* START Excerpt provided *

“Poll Finds Obama’s Run Isn’t Closing Divide on Race,” reads the headline on the front page of the July 16th New York Times. The article beneath the headline observes that despite Barack Obama’s candidacy, the results of a new CBS/New York Times Poll show that American society is still deeply divided along racial lines. Blacks and whites continue to hold divergent views about the state of race relations in the United States with whites far more optimistic than blacks. Moreover, white and black voters have dramatically different opinions about the nation’s first black presidential candidate. Black voters view Obama much more favorably than white voters. In fact a plurality of white voters in the CBS/New York Times Poll had an unfavorable opinion of Obama.
The results of the poll are interesting. But is anyone surprised that Barack Obama’s victory in the Democratic nomination contest has not changed the way blacks and whites view race relations in the United States? Or that black voters have much more positive opinions of a black presidential candidate than white voters? Anyone who was surprised by these findings hasn’t been following the news for the past 40 years.
There’s something important missing from the New York Times article and more generally from commentary on the role of race in the 2008 presidential election: a sense of historical perspective. Racial attitudes are based on people’s upbringing and life experiences. They don’t change overnight. And opinions about presidential candidates are based on longstanding and deeply held party loyalties and ideological orientations.

* END Excerpt provided *

Objective 1 => Reproduce the part of the commentary on race and the 2008 election that starts at "There’s something important" and ends at "and ideological orientations.".
Objective 2 =>
Answer these questions from the commentary on race and the 2008 election:
(a) Which newspaper ran the poll headline on its front page?
(b) What does the commentary say racial attitudes are based on?
(c) What does it say is missing from the newspaper article and from commentary on race in the election?

* START Given data *

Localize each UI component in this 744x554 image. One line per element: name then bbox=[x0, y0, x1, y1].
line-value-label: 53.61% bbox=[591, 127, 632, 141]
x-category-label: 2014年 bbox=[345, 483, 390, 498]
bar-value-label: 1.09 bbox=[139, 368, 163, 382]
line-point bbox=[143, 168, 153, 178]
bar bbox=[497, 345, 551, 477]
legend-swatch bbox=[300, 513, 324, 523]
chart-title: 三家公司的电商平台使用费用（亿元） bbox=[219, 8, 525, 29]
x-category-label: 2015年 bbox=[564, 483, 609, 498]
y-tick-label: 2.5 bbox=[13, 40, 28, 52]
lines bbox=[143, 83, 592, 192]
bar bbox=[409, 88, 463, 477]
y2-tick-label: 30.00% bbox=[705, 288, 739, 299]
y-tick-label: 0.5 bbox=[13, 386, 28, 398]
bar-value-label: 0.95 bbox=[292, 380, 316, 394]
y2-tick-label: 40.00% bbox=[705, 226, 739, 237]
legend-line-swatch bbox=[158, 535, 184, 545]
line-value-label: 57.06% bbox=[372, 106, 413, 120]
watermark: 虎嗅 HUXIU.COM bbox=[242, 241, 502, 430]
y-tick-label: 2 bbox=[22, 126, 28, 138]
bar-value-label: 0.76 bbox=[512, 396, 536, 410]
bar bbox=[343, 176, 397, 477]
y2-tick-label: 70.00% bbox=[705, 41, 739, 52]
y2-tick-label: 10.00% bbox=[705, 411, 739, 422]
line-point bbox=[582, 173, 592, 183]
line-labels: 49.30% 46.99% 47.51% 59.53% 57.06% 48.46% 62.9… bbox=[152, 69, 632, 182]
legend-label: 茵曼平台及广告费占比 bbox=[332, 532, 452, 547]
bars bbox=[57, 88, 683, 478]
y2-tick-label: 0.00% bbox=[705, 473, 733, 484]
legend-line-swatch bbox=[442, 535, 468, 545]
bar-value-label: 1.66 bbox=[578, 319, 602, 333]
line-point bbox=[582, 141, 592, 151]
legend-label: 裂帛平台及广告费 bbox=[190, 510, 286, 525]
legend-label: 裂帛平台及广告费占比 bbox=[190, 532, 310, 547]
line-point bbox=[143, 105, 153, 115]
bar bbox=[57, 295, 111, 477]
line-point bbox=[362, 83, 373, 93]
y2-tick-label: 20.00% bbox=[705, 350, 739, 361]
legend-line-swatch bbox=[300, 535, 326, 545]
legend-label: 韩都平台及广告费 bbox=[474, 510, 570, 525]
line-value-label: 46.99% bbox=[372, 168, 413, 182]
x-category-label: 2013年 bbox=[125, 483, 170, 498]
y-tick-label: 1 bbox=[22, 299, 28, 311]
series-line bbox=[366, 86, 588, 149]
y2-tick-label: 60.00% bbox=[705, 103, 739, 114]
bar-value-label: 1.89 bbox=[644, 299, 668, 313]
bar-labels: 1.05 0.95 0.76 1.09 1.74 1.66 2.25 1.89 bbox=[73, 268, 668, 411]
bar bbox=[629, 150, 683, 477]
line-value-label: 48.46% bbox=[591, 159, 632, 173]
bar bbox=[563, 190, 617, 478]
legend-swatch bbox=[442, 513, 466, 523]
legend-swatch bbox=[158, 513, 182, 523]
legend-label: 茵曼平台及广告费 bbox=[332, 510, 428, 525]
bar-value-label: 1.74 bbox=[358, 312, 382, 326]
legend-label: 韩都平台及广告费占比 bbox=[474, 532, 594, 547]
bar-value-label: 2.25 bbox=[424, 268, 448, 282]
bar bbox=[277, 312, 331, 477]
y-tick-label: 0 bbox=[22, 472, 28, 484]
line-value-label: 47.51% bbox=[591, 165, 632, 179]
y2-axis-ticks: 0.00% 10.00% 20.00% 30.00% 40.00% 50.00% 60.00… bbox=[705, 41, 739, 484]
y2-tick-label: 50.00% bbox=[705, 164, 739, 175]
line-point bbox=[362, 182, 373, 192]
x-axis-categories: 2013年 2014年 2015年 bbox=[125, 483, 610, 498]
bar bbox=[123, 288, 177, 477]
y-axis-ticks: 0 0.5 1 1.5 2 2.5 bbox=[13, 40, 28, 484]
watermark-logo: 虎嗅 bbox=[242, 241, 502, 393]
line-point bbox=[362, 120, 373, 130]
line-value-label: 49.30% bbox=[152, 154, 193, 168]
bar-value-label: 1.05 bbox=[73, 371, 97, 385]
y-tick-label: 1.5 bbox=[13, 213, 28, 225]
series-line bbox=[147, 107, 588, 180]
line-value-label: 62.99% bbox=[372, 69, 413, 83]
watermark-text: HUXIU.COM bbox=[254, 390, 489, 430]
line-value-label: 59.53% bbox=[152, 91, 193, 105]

* END Given data *

Expected output 1 =>
There’s something important missing from the New York Times article and more generally from commentary on the role of race in the 2008 presidential election: a sense of historical perspective. Racial attitudes are based on people’s upbringing and life experiences. They don’t change overnight. And opinions about presidential candidates are based on longstanding and deeply held party loyalties and ideological orientations.

Expected output 2 =>
(a) The New York Times
(b) People's upbringing and life experiences
(c) A sense of historical perspective